- **Raw records**:

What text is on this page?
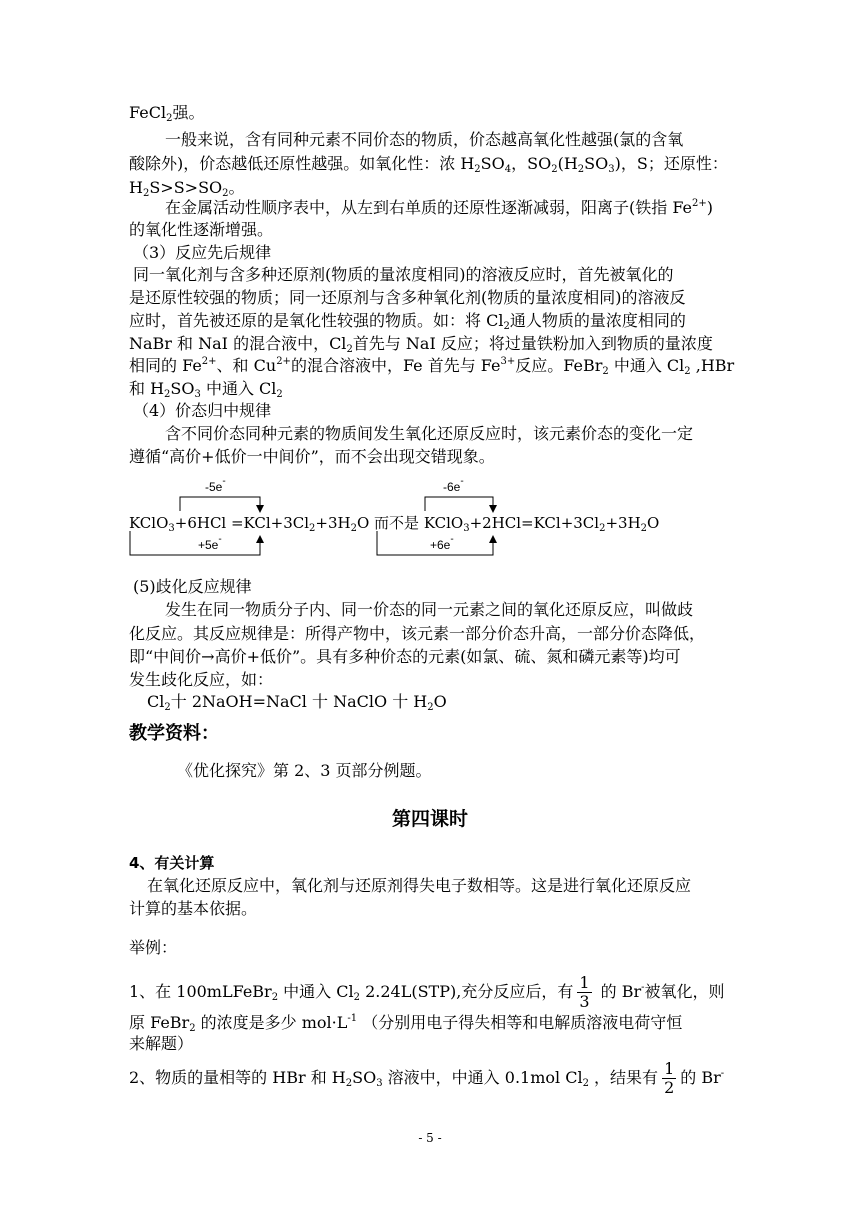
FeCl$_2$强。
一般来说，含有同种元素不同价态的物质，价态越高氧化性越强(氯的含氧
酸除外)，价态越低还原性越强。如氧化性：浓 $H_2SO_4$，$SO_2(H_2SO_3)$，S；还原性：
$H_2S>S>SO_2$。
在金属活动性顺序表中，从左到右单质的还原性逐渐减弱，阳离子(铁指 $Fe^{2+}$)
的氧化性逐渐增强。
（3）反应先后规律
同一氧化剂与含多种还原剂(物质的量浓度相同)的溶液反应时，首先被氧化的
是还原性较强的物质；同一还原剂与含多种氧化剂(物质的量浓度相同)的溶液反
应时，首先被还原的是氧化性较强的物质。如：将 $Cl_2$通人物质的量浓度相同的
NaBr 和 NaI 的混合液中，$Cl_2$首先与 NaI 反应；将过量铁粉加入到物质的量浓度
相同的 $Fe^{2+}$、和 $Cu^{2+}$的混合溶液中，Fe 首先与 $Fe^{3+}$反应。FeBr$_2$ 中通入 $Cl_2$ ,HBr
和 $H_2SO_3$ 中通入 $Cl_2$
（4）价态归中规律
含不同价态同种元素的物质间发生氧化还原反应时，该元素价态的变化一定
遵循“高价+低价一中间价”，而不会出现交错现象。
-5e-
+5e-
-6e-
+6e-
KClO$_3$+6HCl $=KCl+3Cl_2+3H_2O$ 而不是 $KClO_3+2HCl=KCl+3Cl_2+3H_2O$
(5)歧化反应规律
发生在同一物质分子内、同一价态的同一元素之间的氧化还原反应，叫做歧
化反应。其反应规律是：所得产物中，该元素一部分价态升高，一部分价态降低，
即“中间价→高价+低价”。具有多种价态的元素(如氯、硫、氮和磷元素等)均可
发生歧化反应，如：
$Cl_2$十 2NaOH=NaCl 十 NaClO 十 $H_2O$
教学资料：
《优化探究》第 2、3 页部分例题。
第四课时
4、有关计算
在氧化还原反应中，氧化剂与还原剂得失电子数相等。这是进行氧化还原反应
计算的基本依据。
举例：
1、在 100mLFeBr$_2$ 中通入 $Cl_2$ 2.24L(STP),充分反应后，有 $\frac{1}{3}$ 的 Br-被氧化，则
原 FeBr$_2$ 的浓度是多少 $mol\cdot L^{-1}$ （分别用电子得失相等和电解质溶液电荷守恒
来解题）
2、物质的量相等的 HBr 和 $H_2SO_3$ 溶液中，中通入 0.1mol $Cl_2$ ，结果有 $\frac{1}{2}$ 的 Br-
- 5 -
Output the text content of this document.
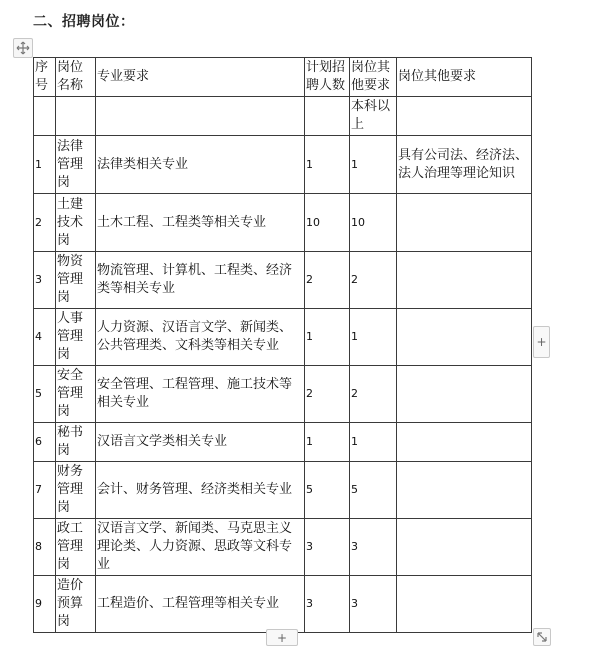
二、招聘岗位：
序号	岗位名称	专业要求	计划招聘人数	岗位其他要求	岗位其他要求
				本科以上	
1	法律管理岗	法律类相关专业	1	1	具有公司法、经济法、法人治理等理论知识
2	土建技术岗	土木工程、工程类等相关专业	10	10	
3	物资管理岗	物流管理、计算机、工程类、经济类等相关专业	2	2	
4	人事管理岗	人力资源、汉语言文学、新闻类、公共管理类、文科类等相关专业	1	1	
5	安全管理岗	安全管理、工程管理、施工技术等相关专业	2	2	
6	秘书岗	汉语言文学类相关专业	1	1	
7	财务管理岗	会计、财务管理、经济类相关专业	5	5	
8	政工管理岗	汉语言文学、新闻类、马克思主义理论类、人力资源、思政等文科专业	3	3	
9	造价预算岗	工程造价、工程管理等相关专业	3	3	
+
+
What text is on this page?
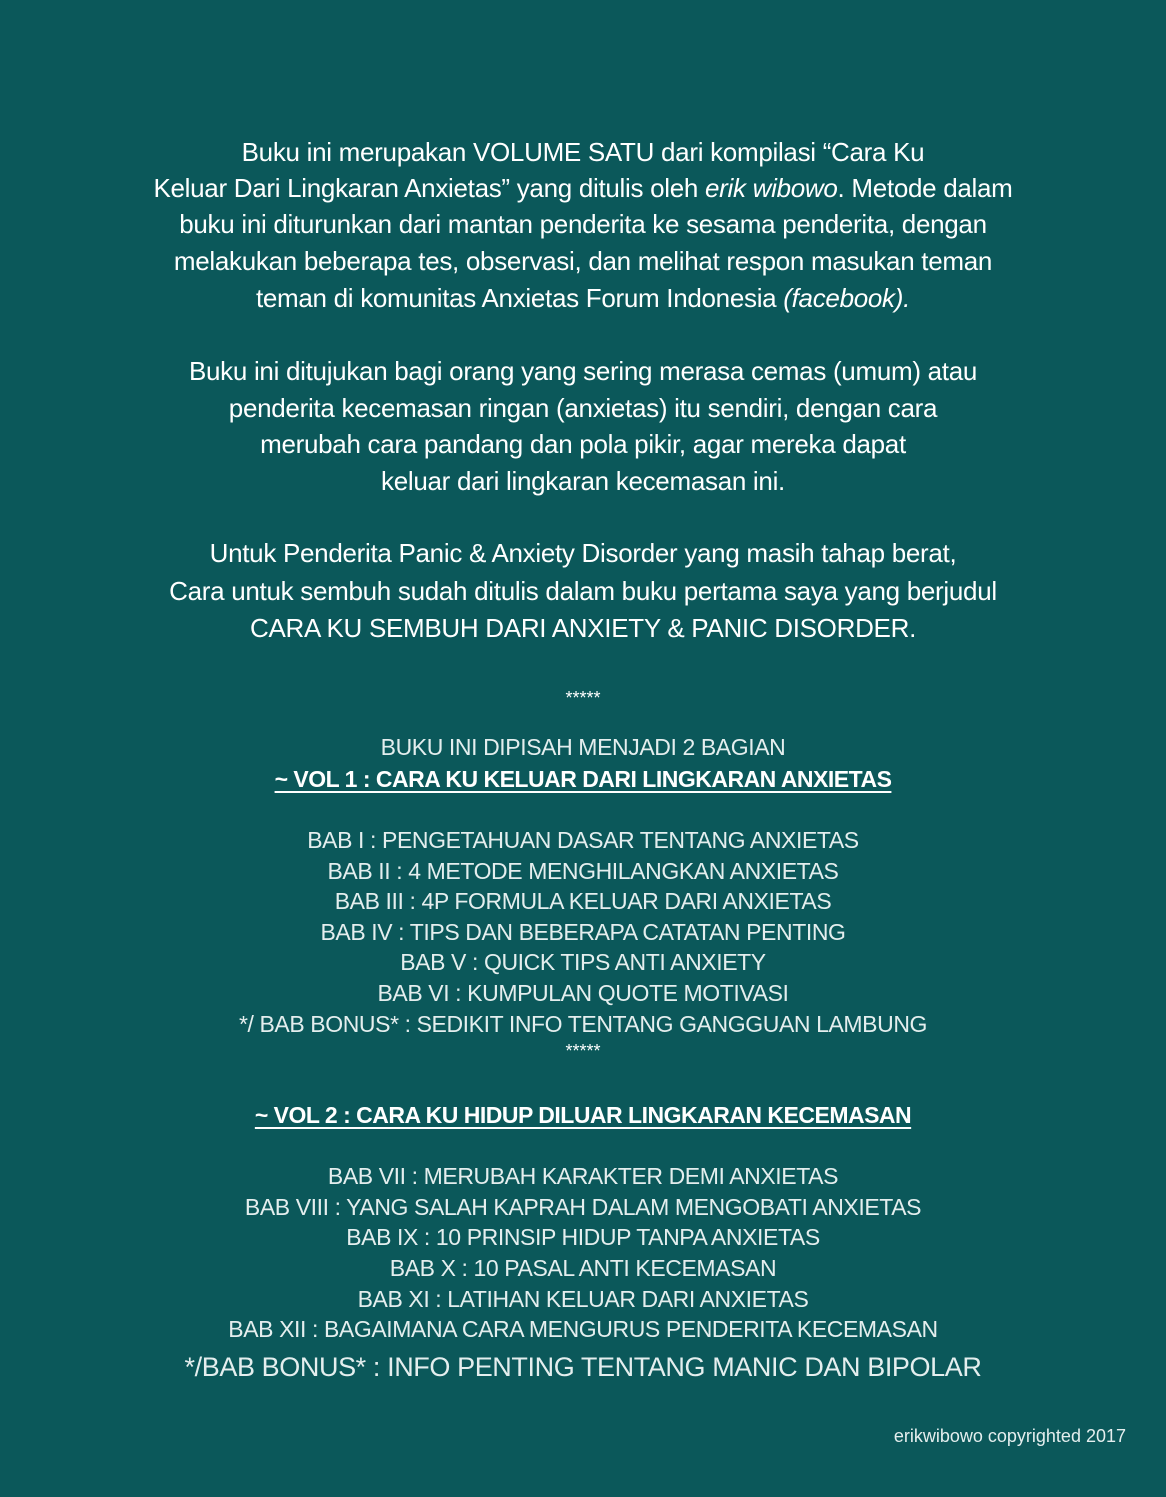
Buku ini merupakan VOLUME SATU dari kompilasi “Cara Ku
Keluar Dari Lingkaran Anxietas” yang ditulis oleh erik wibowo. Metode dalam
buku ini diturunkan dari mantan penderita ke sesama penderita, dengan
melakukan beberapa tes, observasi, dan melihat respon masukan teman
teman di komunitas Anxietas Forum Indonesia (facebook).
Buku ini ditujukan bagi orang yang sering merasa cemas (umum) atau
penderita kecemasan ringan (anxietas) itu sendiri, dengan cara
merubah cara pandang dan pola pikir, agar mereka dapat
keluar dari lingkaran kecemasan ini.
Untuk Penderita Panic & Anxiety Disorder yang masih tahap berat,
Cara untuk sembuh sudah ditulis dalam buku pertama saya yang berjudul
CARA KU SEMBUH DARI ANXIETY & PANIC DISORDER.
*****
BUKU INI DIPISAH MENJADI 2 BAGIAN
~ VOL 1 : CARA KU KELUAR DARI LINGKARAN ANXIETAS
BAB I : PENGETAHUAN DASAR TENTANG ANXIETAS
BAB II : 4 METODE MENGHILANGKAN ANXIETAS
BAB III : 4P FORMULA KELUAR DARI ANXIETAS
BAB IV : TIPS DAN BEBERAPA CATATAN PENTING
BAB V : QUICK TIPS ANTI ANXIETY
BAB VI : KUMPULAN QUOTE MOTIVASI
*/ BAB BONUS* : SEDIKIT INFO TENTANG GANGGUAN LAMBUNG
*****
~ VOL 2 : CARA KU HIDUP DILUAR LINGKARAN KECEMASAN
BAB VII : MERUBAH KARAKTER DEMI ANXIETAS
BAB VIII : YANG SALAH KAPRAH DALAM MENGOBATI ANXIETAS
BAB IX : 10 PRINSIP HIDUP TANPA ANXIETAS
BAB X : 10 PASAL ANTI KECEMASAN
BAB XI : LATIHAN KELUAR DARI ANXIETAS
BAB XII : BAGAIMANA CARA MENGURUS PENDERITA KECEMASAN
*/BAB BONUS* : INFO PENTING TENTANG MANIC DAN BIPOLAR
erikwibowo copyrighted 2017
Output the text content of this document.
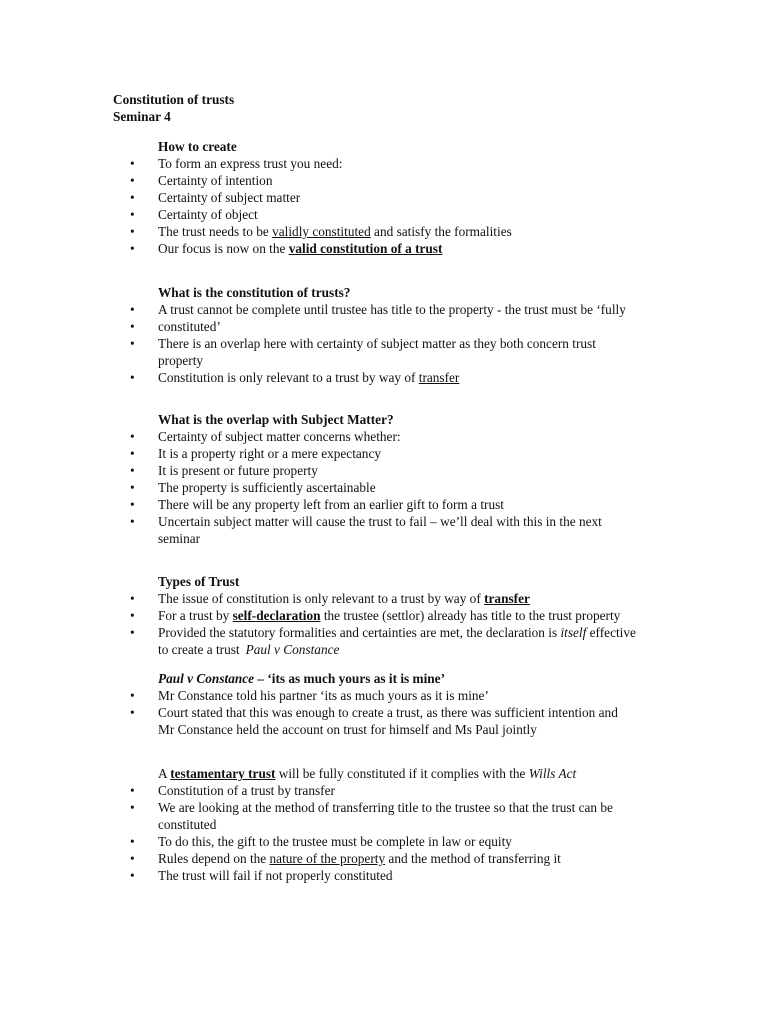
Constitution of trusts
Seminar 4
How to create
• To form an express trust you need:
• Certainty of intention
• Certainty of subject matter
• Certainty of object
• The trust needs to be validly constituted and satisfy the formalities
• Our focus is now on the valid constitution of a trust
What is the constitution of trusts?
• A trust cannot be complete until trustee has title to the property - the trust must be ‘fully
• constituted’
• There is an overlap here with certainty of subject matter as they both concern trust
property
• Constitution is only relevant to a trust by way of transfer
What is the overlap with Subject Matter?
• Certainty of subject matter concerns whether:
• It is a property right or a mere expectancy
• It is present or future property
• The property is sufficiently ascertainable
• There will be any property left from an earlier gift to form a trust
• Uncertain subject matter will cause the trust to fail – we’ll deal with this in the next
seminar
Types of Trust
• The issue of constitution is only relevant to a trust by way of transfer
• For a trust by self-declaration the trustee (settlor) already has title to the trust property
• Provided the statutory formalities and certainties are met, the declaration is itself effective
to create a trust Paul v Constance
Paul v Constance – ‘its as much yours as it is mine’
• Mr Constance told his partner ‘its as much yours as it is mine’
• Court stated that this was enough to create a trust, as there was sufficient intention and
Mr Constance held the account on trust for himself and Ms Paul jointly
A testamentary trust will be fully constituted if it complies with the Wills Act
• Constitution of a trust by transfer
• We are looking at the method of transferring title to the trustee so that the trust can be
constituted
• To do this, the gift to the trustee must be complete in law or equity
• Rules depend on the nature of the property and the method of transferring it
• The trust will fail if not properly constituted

- **Task prompt**: Find each line with the string "TENTANG" and copy it out.

- **Solution to this exercise**:
BAB I : PENGETAHUAN DASAR TENTANG ANXIETAS
*/ BAB BONUS* : SEDIKIT INFO TENTANG GANGGUAN LAMBUNG
*/BAB BONUS* : INFO PENTING TENTANG MANIC DAN BIPOLAR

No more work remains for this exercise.